**AIM OF THE EXERCISE**
Count how many lines include "screenshot" and answer with that number only.

* begin *

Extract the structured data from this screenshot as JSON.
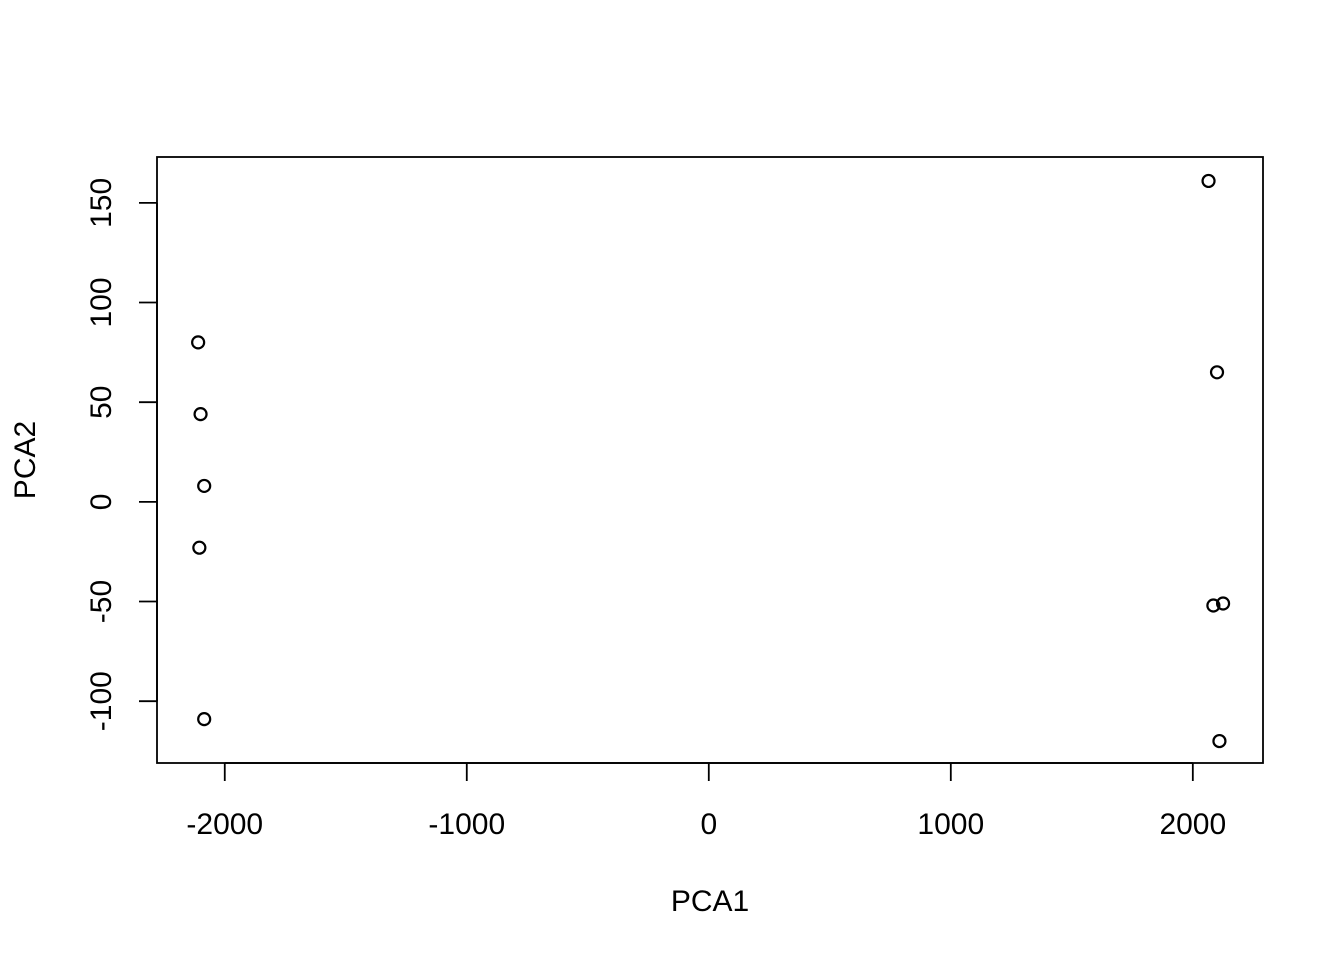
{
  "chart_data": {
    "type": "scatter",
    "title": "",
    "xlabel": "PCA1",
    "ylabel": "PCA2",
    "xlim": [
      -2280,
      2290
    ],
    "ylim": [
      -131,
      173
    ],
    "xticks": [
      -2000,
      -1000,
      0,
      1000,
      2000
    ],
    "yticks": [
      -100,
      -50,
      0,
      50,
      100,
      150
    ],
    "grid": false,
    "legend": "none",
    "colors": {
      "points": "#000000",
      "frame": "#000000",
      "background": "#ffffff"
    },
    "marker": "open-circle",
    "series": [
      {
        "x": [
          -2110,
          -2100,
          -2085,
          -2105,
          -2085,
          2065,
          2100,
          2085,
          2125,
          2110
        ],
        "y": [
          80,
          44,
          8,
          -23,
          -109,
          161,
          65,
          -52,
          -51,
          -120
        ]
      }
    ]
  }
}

* end *
* begin *

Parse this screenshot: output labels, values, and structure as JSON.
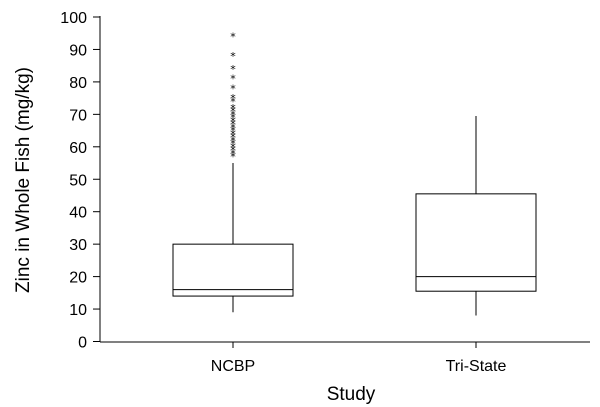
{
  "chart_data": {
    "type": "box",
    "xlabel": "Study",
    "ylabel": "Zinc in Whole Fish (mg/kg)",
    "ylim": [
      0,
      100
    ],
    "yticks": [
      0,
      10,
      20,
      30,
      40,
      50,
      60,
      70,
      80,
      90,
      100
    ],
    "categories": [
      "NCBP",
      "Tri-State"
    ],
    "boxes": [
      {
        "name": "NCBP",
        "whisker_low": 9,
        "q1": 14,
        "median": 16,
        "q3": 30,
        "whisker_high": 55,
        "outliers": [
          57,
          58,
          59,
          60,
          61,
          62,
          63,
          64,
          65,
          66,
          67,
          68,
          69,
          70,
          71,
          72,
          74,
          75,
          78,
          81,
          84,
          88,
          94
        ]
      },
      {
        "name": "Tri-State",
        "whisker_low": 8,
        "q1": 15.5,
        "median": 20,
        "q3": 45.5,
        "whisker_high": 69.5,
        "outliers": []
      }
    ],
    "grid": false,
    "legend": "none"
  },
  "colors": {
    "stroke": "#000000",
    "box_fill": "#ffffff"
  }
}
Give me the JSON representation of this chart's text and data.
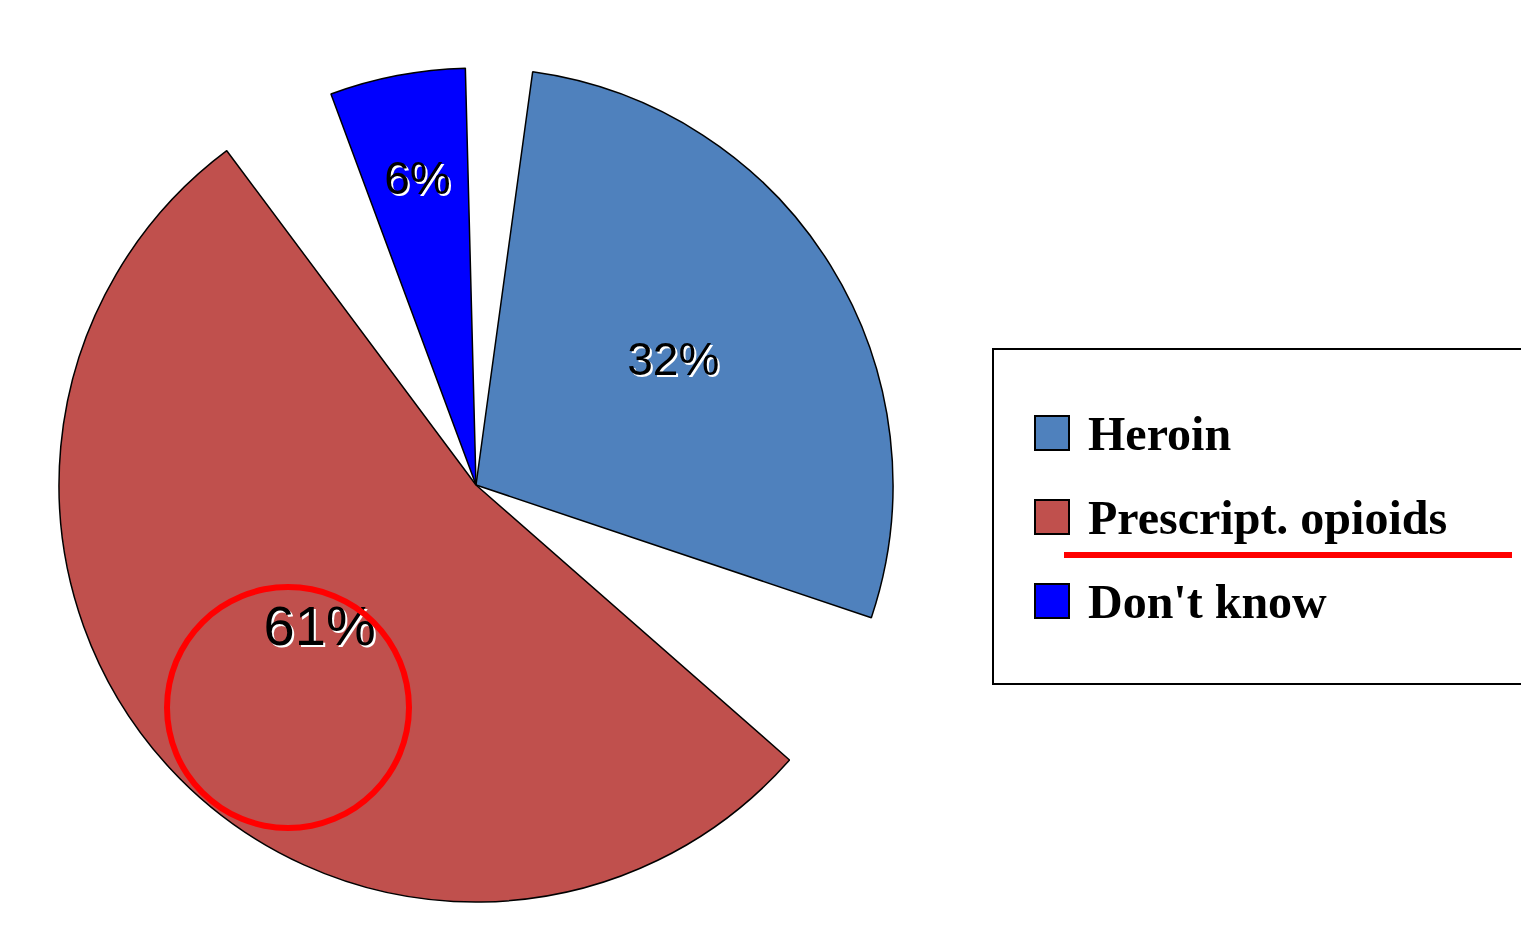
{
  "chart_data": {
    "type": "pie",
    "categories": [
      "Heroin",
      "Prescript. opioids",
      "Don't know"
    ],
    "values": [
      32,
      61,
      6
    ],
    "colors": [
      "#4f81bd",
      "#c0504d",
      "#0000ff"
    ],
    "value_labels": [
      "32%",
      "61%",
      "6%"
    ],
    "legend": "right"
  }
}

* end *

**ANSWER FOR THIS EXERCISE**
2